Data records

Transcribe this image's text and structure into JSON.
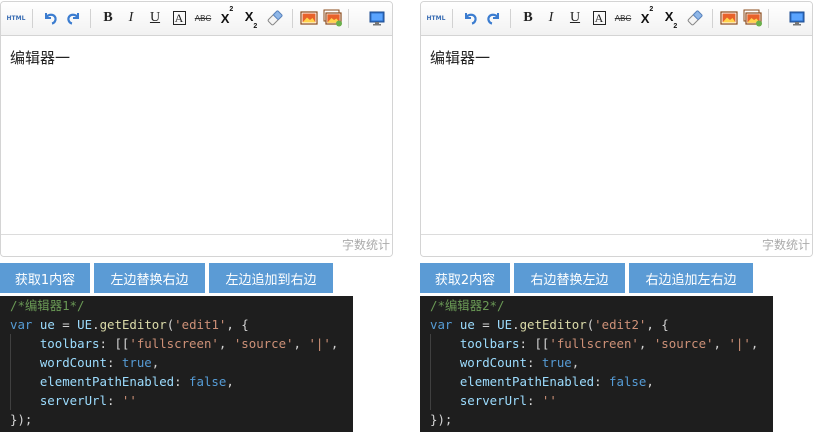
{
  "editors": [
    {
      "id": "left",
      "content": "编辑器一",
      "wordcount_label": "字数统计",
      "buttons": [
        "获取1内容",
        "左边替换右边",
        "左边追加到右边"
      ],
      "code": {
        "comment": "/*编辑器1*/",
        "line2": {
          "kw": "var",
          "var": "ue",
          "eq": " = ",
          "obj": "UE",
          "dot": ".",
          "fn": "getEditor",
          "open": "(",
          "str": "'edit1'",
          "rest": ", {"
        },
        "line3": {
          "prop": "toolbars",
          "colon": ": [[",
          "s1": "'fullscreen'",
          "c1": ", ",
          "s2": "'source'",
          "c2": ", ",
          "s3": "'|'",
          "c3": ","
        },
        "line4": {
          "prop": "wordCount",
          "colon": ": ",
          "lit": "true",
          "end": ","
        },
        "line5": {
          "prop": "elementPathEnabled",
          "colon": ": ",
          "lit": "false",
          "end": ","
        },
        "line6": {
          "prop": "serverUrl",
          "colon": ": ",
          "str": "''"
        },
        "line7": "});"
      }
    },
    {
      "id": "right",
      "content": "编辑器一",
      "wordcount_label": "字数统计",
      "buttons": [
        "获取2内容",
        "右边替换左边",
        "右边追加左右边"
      ],
      "code": {
        "comment": "/*编辑器2*/",
        "line2": {
          "kw": "var",
          "var": "ue",
          "eq": " = ",
          "obj": "UE",
          "dot": ".",
          "fn": "getEditor",
          "open": "(",
          "str": "'edit2'",
          "rest": ", {"
        },
        "line3": {
          "prop": "toolbars",
          "colon": ": [[",
          "s1": "'fullscreen'",
          "c1": ", ",
          "s2": "'source'",
          "c2": ", ",
          "s3": "'|'",
          "c3": ","
        },
        "line4": {
          "prop": "wordCount",
          "colon": ": ",
          "lit": "true",
          "end": ","
        },
        "line5": {
          "prop": "elementPathEnabled",
          "colon": ": ",
          "lit": "false",
          "end": ","
        },
        "line6": {
          "prop": "serverUrl",
          "colon": ": ",
          "str": "''"
        },
        "line7": "});"
      }
    }
  ],
  "toolbar": {
    "source_label": "HTML",
    "bold": "B",
    "italic": "I",
    "underline": "U",
    "fontborder": "A",
    "strikethrough": "ABC",
    "superscript_base": "X",
    "superscript_mark": "2",
    "subscript_base": "X",
    "subscript_mark": "2",
    "icons": [
      "undo-icon",
      "redo-icon",
      "eraser-icon",
      "insert-image-icon",
      "multi-image-icon",
      "fullscreen-icon"
    ]
  },
  "colors": {
    "accent": "#5b9bd5",
    "code_bg": "#1e1e1e",
    "icon_blue": "#3c7dd0"
  }
}
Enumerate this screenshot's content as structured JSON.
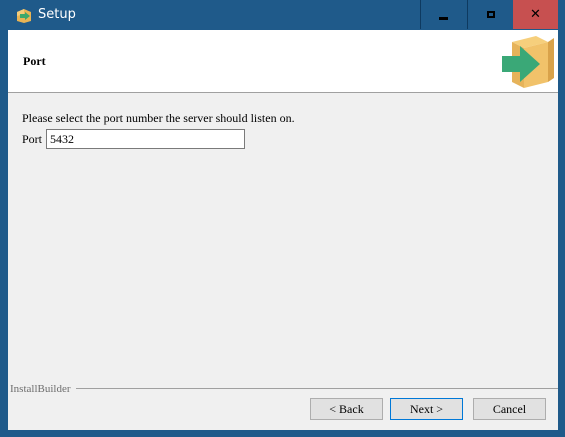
{
  "window": {
    "title": "Setup",
    "controls": {
      "minimize": "minimize-icon",
      "maximize": "maximize-icon",
      "close": "close-icon"
    }
  },
  "header": {
    "title": "Port",
    "logo": "installer-box-arrow-icon"
  },
  "body": {
    "instructions": "Please select the port number the server should listen on.",
    "port_label": "Port",
    "port_value": "5432"
  },
  "footer": {
    "brand": "InstallBuilder",
    "back_label": "< Back",
    "next_label": "Next >",
    "cancel_label": "Cancel"
  },
  "colors": {
    "titlebar": "#1f5a8a",
    "close_hover": "#c75050",
    "accent": "#0078d7"
  }
}
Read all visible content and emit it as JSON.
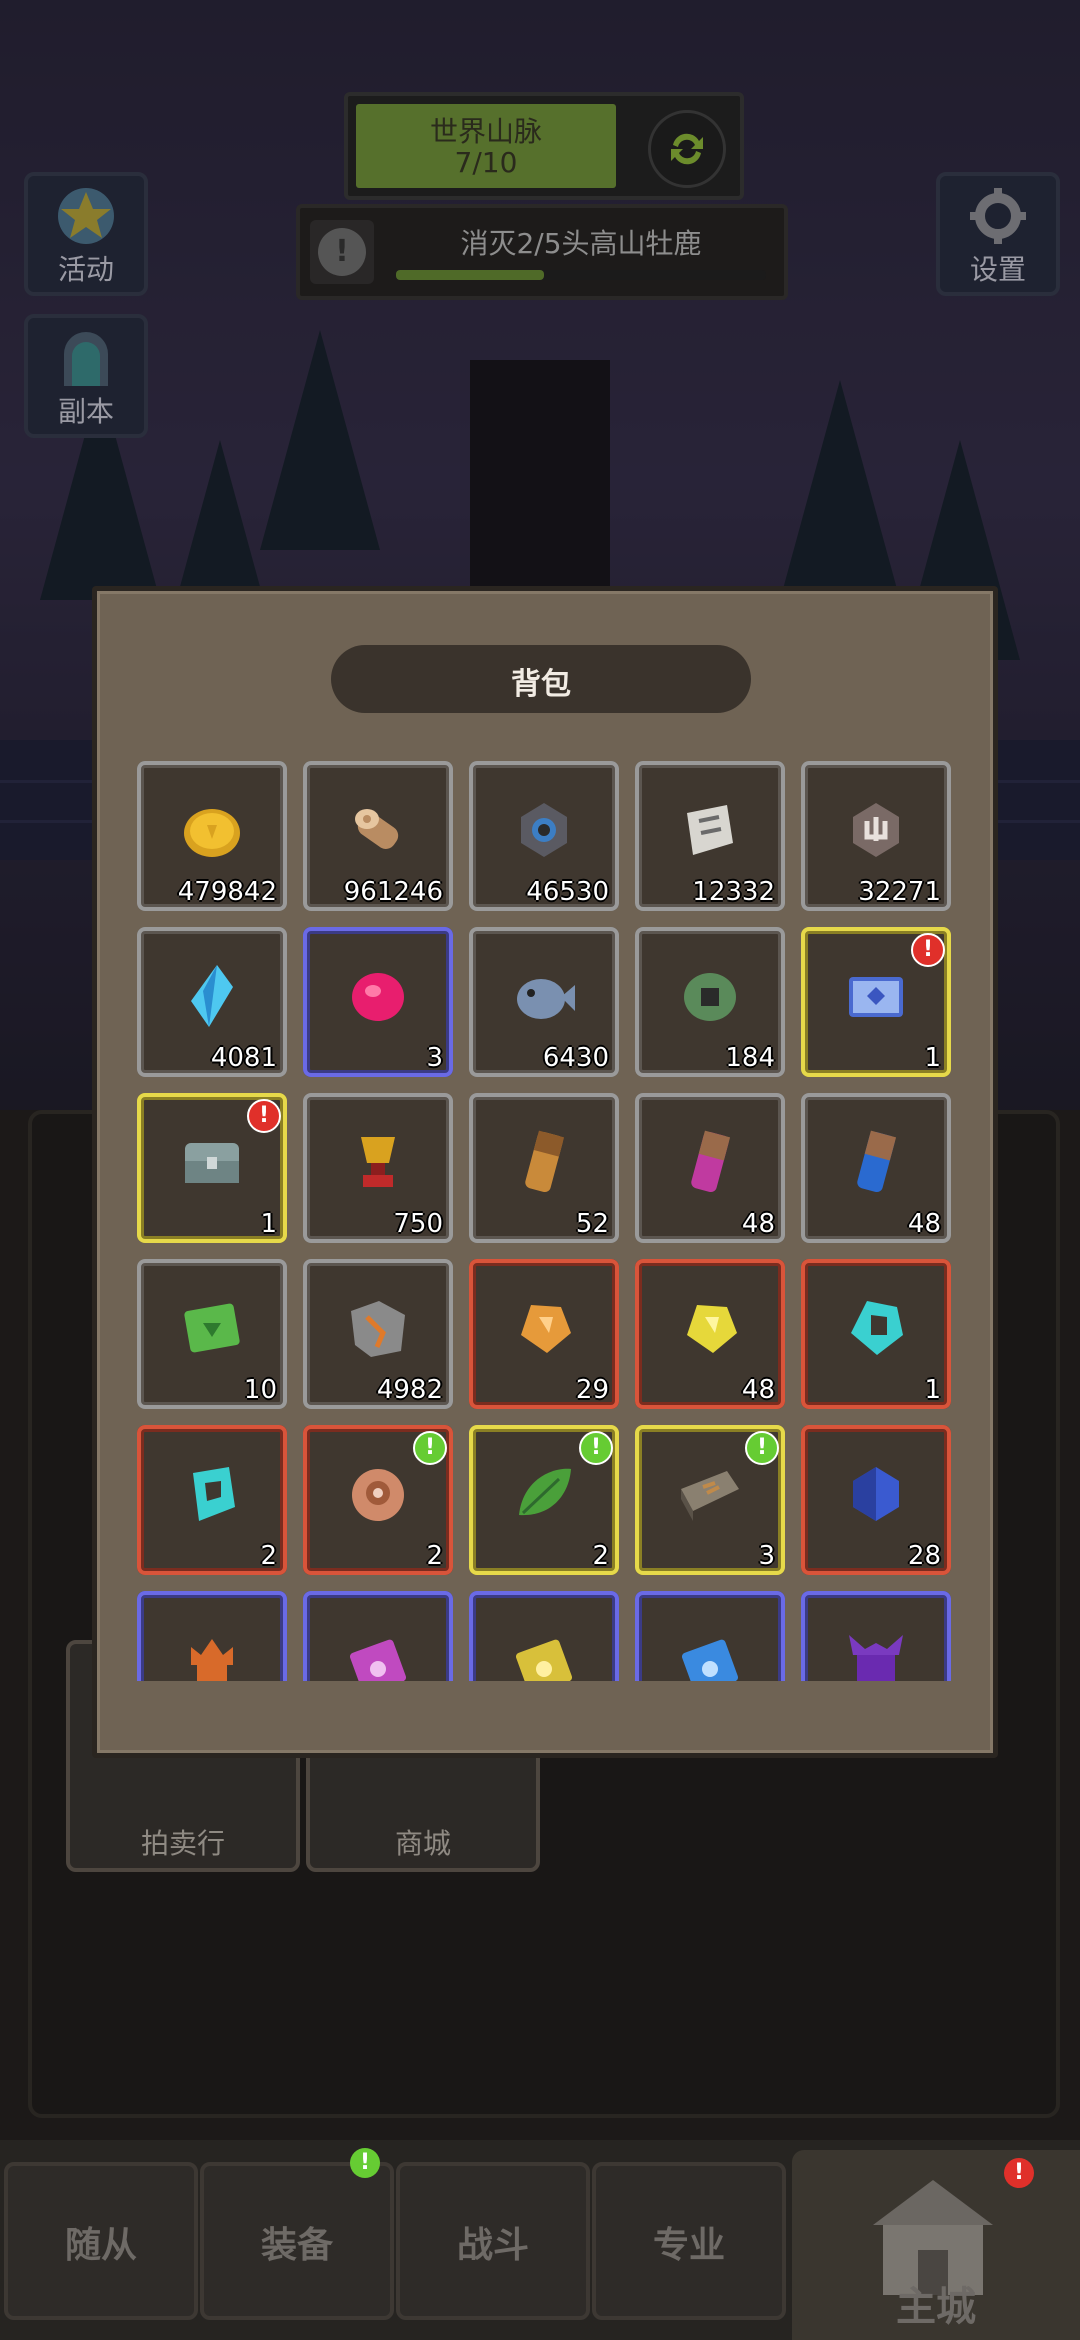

*INSTRUCTION:* Write out the data precisely as given, excluding the pictures.

*EXERCISE ANSWER:*
Transcribe this image's text and structure into JSON.
{
  "editors": [
    {
      "id": "left",
      "content": "编辑器一",
      "wordcount_label": "字数统计",
      "buttons": [
        "获取1内容",
        "左边替换右边",
        "左边追加到右边"
      ],
      "code": {
        "comment": "/*编辑器1*/",
        "line2": {
          "kw": "var",
          "var": "ue",
          "eq": " = ",
          "obj": "UE",
          "dot": ".",
          "fn": "getEditor",
          "open": "(",
          "str": "'edit1'",
          "rest": ", {"
        },
        "line3": {
          "prop": "toolbars",
          "colon": ": [[",
          "s1": "'fullscreen'",
          "c1": ", ",
          "s2": "'source'",
          "c2": ", ",
          "s3": "'|'",
          "c3": ","
        },
        "line4": {
          "prop": "wordCount",
          "colon": ": ",
          "lit": "true",
          "end": ","
        },
        "line5": {
          "prop": "elementPathEnabled",
          "colon": ": ",
          "lit": "false",
          "end": ","
        },
        "line6": {
          "prop": "serverUrl",
          "colon": ": ",
          "str": "''"
        },
        "line7": "});"
      }
    },
    {
      "id": "right",
      "content": "编辑器一",
      "wordcount_label": "字数统计",
      "buttons": [
        "获取2内容",
        "右边替换左边",
        "右边追加左右边"
      ],
      "code": {
        "comment": "/*编辑器2*/",
        "line2": {
          "kw": "var",
          "var": "ue",
          "eq": " = ",
          "obj": "UE",
          "dot": ".",
          "fn": "getEditor",
          "open": "(",
          "str": "'edit2'",
          "rest": ", {"
        },
        "line3": {
          "prop": "toolbars",
          "colon": ": [[",
          "s1": "'fullscreen'",
          "c1": ", ",
          "s2": "'source'",
          "c2": ", ",
          "s3": "'|'",
          "c3": ","
        },
        "line4": {
          "prop": "wordCount",
          "colon": ": ",
          "lit": "true",
          "end": ","
        },
        "line5": {
          "prop": "elementPathEnabled",
          "colon": ": ",
          "lit": "false",
          "end": ","
        },
        "line6": {
          "prop": "serverUrl",
          "colon": ": ",
          "str": "''"
        },
        "line7": "});"
      }
    }
  ],
  "toolbar": {
    "source_label": "HTML",
    "bold": "B",
    "italic": "I",
    "underline": "U",
    "fontborder": "A",
    "strikethrough": "ABC",
    "superscript_base": "X",
    "superscript_mark": "2",
    "subscript_base": "X",
    "subscript_mark": "2",
    "icons": [
      "undo-icon",
      "redo-icon",
      "eraser-icon",
      "insert-image-icon",
      "multi-image-icon",
      "fullscreen-icon"
    ]
  },
  "colors": {
    "accent": "#5b9bd5",
    "code_bg": "#1e1e1e",
    "icon_blue": "#3c7dd0"
  }
}
Enumerate this screenshot's content as structured JSON.
{
  "window": {
    "title": "Setup",
    "controls": {
      "minimize": "minimize-icon",
      "maximize": "maximize-icon",
      "close": "close-icon"
    }
  },
  "header": {
    "title": "Port",
    "logo": "installer-box-arrow-icon"
  },
  "body": {
    "instructions": "Please select the port number the server should listen on.",
    "port_label": "Port",
    "port_value": "5432"
  },
  "footer": {
    "brand": "InstallBuilder",
    "back_label": "< Back",
    "next_label": "Next >",
    "cancel_label": "Cancel"
  },
  "colors": {
    "titlebar": "#1f5a8a",
    "close_hover": "#c75050",
    "accent": "#0078d7"
  }
}
Read all visible content and emit it as JSON.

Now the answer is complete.